* Task
Identify every line in the records below that contains the word "Loss", and reproduce each one.

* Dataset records

****************

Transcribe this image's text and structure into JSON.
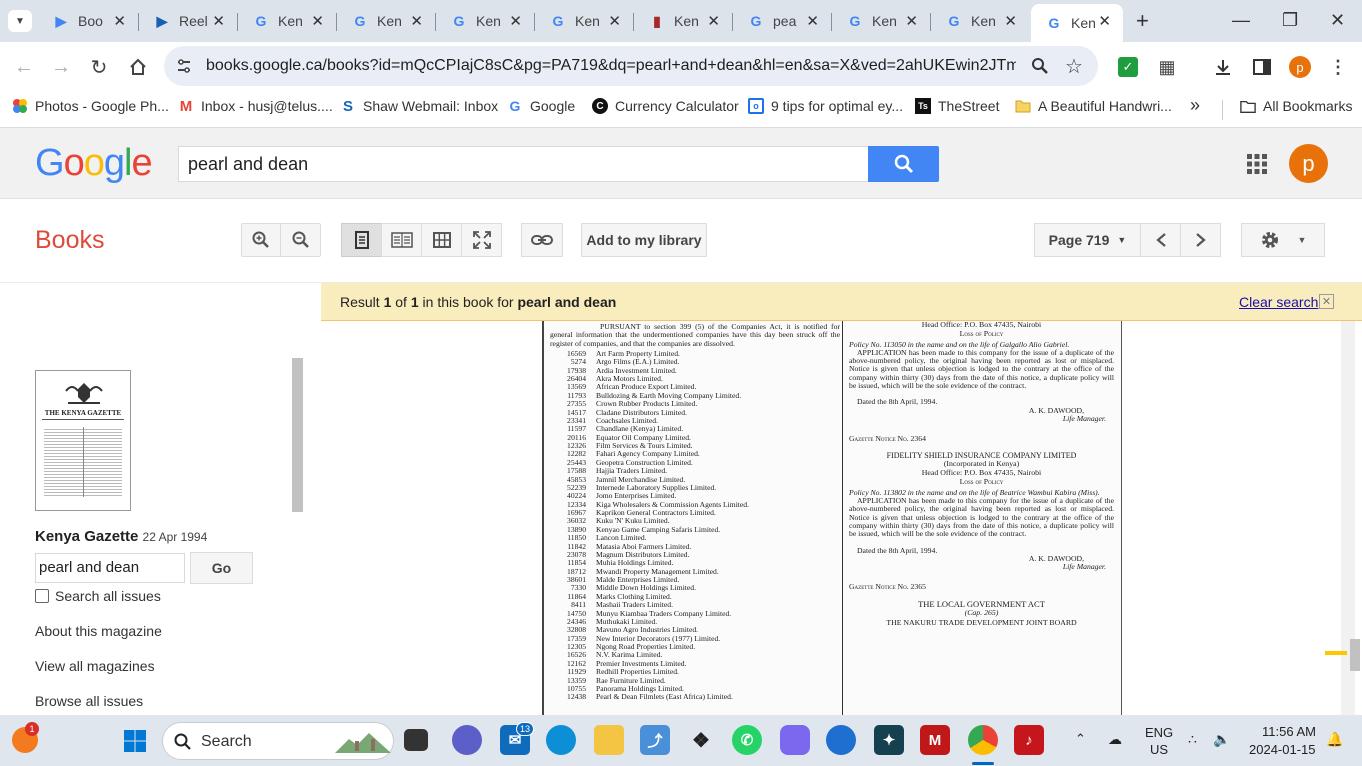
{
  "browser": {
    "tabs": [
      {
        "title": "Boo",
        "icon": "play-icon",
        "color": "#4285f4"
      },
      {
        "title": "Reel",
        "icon": "play-icon",
        "color": "#1a5fb4"
      },
      {
        "title": "Ken",
        "icon": "google-icon",
        "color": "#4285f4"
      },
      {
        "title": "Ken",
        "icon": "google-icon",
        "color": "#4285f4"
      },
      {
        "title": "Ken",
        "icon": "google-icon",
        "color": "#4285f4"
      },
      {
        "title": "Ken",
        "icon": "google-icon",
        "color": "#4285f4"
      },
      {
        "title": "Ken",
        "icon": "wiki-icon",
        "color": "#a52a2a"
      },
      {
        "title": "pea",
        "icon": "google-icon",
        "color": "#4285f4"
      },
      {
        "title": "Ken",
        "icon": "google-icon",
        "color": "#4285f4"
      },
      {
        "title": "Ken",
        "icon": "google-icon",
        "color": "#4285f4"
      },
      {
        "title": "Ken",
        "icon": "google-icon",
        "color": "#4285f4",
        "active": true
      }
    ],
    "url": "books.google.ca/books?id=mQcCPIajC8sC&pg=PA719&dq=pearl+and+dean&hl=en&sa=X&ved=2ahUKEwin2JTmleCDAx...",
    "profile_letter": "p",
    "bookmarks": [
      {
        "label": "Photos - Google Ph...",
        "icon": "photos-icon"
      },
      {
        "label": "Inbox - husj@telus....",
        "icon": "gmail-icon"
      },
      {
        "label": "Shaw Webmail: Inbox",
        "icon": "shaw-icon"
      },
      {
        "label": "Google",
        "icon": "google-icon"
      },
      {
        "label": "Currency Calculator",
        "icon": "currency-icon"
      },
      {
        "label": "9 tips for optimal ey...",
        "icon": "tips-icon"
      },
      {
        "label": "TheStreet",
        "icon": "thestreet-icon"
      },
      {
        "label": "A Beautiful Handwri...",
        "icon": "folder-icon"
      }
    ],
    "all_bookmarks": "All Bookmarks",
    "more": "»"
  },
  "google": {
    "logo": "Google",
    "search_value": "pearl and dean",
    "avatar_letter": "p"
  },
  "books": {
    "title": "Books",
    "add_to_library": "Add to my library",
    "page_selector": "Page 719",
    "result_prefix": "Result ",
    "result_num": "1",
    "result_of": " of ",
    "result_total": "1",
    "result_mid": " in this book for ",
    "result_query": "pearl and dean",
    "clear_search": "Clear search"
  },
  "sidebar": {
    "thumb_title": "THE KENYA GAZETTE",
    "book_title": "Kenya Gazette",
    "book_date": "22 Apr 1994",
    "search_value": "pearl and dean",
    "go": "Go",
    "search_all": "Search all issues",
    "links": [
      "About this magazine",
      "View all magazines",
      "Browse all issues"
    ]
  },
  "gazette": {
    "left_intro": "PURSUANT to section 399 (5) of the Companies Act, it is notified for general information that the undermentioned companies have this day been struck off the register of companies, and that the companies are dissolved.",
    "companies": [
      [
        "16569",
        "Art Farm Property Limited."
      ],
      [
        "5274",
        "Argo Films (E.A.) Limited."
      ],
      [
        "17938",
        "Ardia Investment Limited."
      ],
      [
        "26404",
        "Akra Motors Limited."
      ],
      [
        "13569",
        "African Produce Export Limited."
      ],
      [
        "11793",
        "Bulldozing & Earth Moving Company Limited."
      ],
      [
        "27355",
        "Crown Rubber Products Limited."
      ],
      [
        "14517",
        "Cladane Distributors Limited."
      ],
      [
        "23341",
        "Coachsales Limited."
      ],
      [
        "11597",
        "Chandlane (Kenya) Limited."
      ],
      [
        "20116",
        "Equator Oil Company Limited."
      ],
      [
        "12326",
        "Film Services & Tours Limited."
      ],
      [
        "12282",
        "Fahari Agency Company Limited."
      ],
      [
        "25443",
        "Geopetra Construction Limited."
      ],
      [
        "17588",
        "Hajjia Traders Limited."
      ],
      [
        "45853",
        "Jamnil Merchandise Limited."
      ],
      [
        "52239",
        "Internede Laboratory Supplies Limited."
      ],
      [
        "40224",
        "Jomo Enterprises Limited."
      ],
      [
        "12334",
        "Kiga Wholesalers & Commission Agents Limited."
      ],
      [
        "16967",
        "Kaprikon General Contractors Limited."
      ],
      [
        "36032",
        "Kuku 'N' Kuku Limited."
      ],
      [
        "13890",
        "Kenyao Game Camping Safaris Limited."
      ],
      [
        "11850",
        "Lancon Limited."
      ],
      [
        "11842",
        "Matasia Aboi Farmers Limited."
      ],
      [
        "23078",
        "Magnum Distributors Limited."
      ],
      [
        "11854",
        "Muhia Holdings Limited."
      ],
      [
        "18712",
        "Mwandi Property Management Limited."
      ],
      [
        "38601",
        "Malde Enterprises Limited."
      ],
      [
        "7330",
        "Middle Down Holdings Limited."
      ],
      [
        "11864",
        "Marks Clothing Limited."
      ],
      [
        "8411",
        "Mashaii Traders Limited."
      ],
      [
        "14750",
        "Munyu Kiambaa Traders Company Limited."
      ],
      [
        "24346",
        "Muthukaki Limited."
      ],
      [
        "32808",
        "Mavuno Agro Industries Limited."
      ],
      [
        "17359",
        "New Interior Decorators (1977) Limited."
      ],
      [
        "12305",
        "Ngong Road Properties Limited."
      ],
      [
        "16526",
        "N.V. Karima Limited."
      ],
      [
        "12162",
        "Premier Investments Limited."
      ],
      [
        "11929",
        "Redhill Properties Limited."
      ],
      [
        "13359",
        "Rae Furniture Limited."
      ],
      [
        "10755",
        "Panorama Holdings Limited."
      ],
      [
        "12438",
        "Pearl & Dean Filmlets (East Africa) Limited."
      ]
    ],
    "r_head1": "Head Office: P.O. Box 47435, Nairobi",
    "r_loss1": "Loss of Policy",
    "r_policy1": "Policy No. 113050 in the name and on the life of Galgallo Alio Gabriel.",
    "r_app1": "APPLICATION has been made to this company for the issue of a duplicate of the above-numbered policy, the original having been reported as lost or misplaced. Notice is given that unless objection is lodged to the contrary at the office of the company within thirty (30) days from the date of this notice, a duplicate policy will be issued, which will be the sole evidence of the contract.",
    "r_date1": "Dated the 8th April, 1994.",
    "r_sign1": "A. K. DAWOOD,",
    "r_role1": "Life Manager.",
    "r_notice1": "Gazette Notice No. 2364",
    "r_company": "FIDELITY SHIELD INSURANCE COMPANY LIMITED",
    "r_inc": "(Incorporated in Kenya)",
    "r_head2": "Head Office: P.O. Box 47435, Nairobi",
    "r_loss2": "Loss of Policy",
    "r_policy2": "Policy No. 113802 in the name and on the life of Beatrice Wambui Kabira (Miss).",
    "r_app2": "APPLICATION has been made to this company for the issue of a duplicate of the above-numbered policy, the original having been reported as lost or misplaced. Notice is given that unless objection is lodged to the contrary at the office of the company within thirty (30) days from the date of this notice, a duplicate policy will be issued, which will be the sole evidence of the contract.",
    "r_date2": "Dated the 8th April, 1994.",
    "r_sign2": "A. K. DAWOOD,",
    "r_role2": "Life Manager.",
    "r_notice2": "Gazette Notice No. 2365",
    "r_act": "THE LOCAL GOVERNMENT ACT",
    "r_cap": "(Cap. 265)",
    "r_nakuru": "THE NAKURU TRADE DEVELOPMENT JOINT BOARD"
  },
  "taskbar": {
    "search_placeholder": "Search",
    "badge_notify": "1",
    "badge_mail": "13",
    "lang": "ENG",
    "region": "US",
    "time": "11:56 AM",
    "date": "2024-01-15"
  }
}
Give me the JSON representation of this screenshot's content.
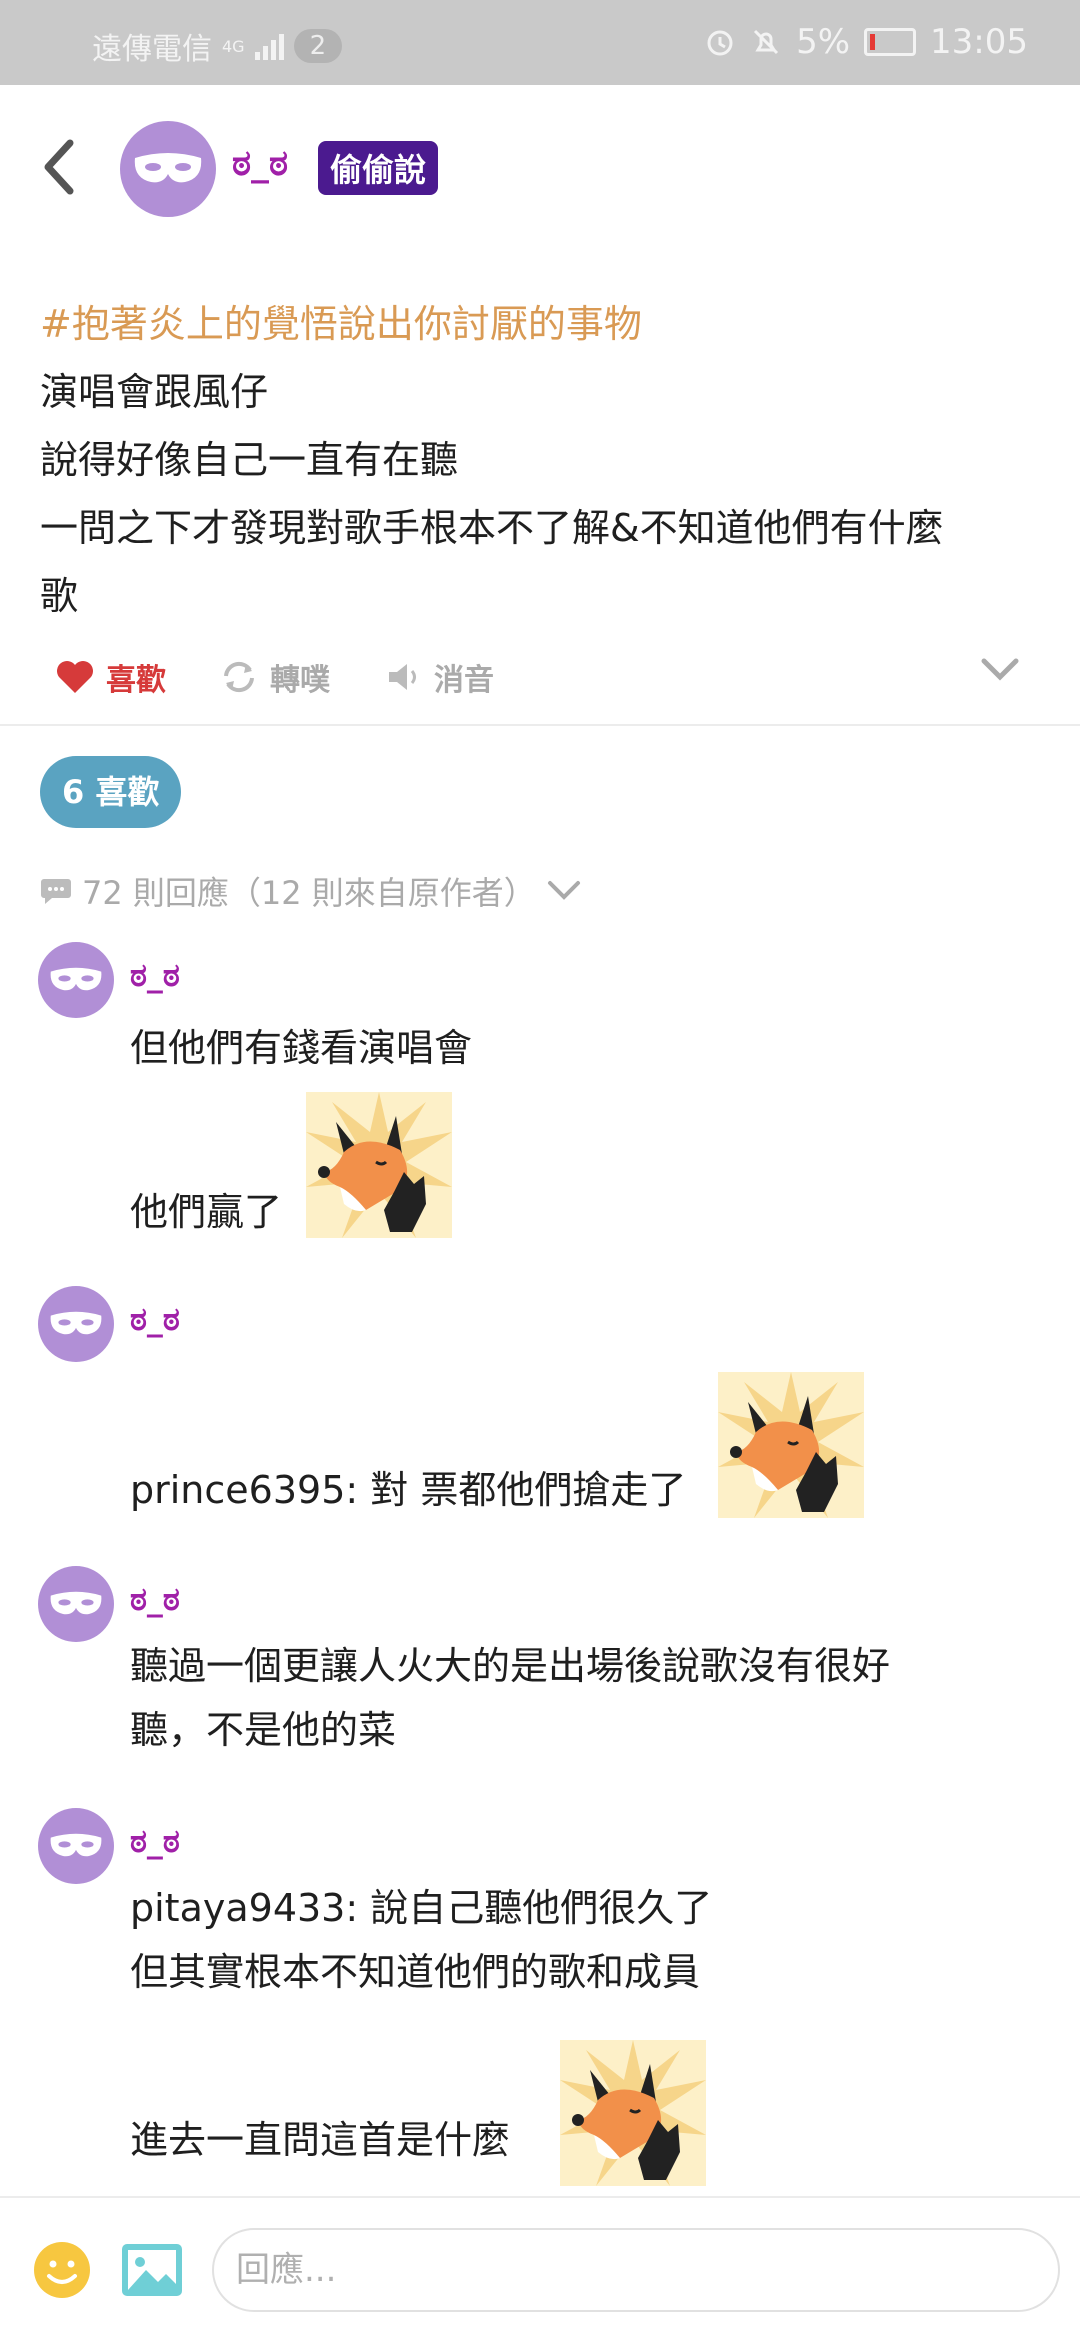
{
  "status_bar": {
    "carrier": "遠傳電信",
    "network": "4G",
    "notification_count": "2",
    "battery": "5%",
    "time": "13:05"
  },
  "header": {
    "author": "ಠ_ಠ",
    "tag": "偷偷說"
  },
  "post": {
    "hashtag": "#抱著炎上的覺悟說出你討厭的事物",
    "lines": [
      "演唱會跟風仔",
      "說得好像自己一直有在聽",
      "一問之下才發現對歌手根本不了解&不知道他們有什麼",
      "歌"
    ]
  },
  "actions": {
    "like": "喜歡",
    "share": "轉噗",
    "mute": "消音"
  },
  "likes_badge": "6 喜歡",
  "reply_summary": "72 則回應（12 則來自原作者）",
  "comments": [
    {
      "author": "ಠ_ಠ",
      "lines": [
        "但他們有錢看演唱會",
        "他們贏了"
      ]
    },
    {
      "author": "ಠ_ಠ",
      "lines": [
        "prince6395: 對 票都他們搶走了"
      ]
    },
    {
      "author": "ಠ_ಠ",
      "lines": [
        "聽過一個更讓人火大的是出場後說歌沒有很好",
        "聽，不是他的菜"
      ]
    },
    {
      "author": "ಠ_ಠ",
      "lines": [
        "pitaya9433: 說自己聽他們很久了",
        "但其實根本不知道他們的歌和成員",
        "進去一直問這首是什麼"
      ]
    }
  ],
  "composer": {
    "placeholder": "回應..."
  },
  "colors": {
    "avatar": "#b18fd6",
    "username": "#a020a8",
    "tag_bg": "#4b1a8f",
    "hashtag": "#d99a54",
    "like_red": "#d63a3a",
    "likes_badge": "#5aa3c1"
  }
}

****************

* Answer in full
    "r_loss1": "Loss of Policy",
    "r_loss2": "Loss of Policy",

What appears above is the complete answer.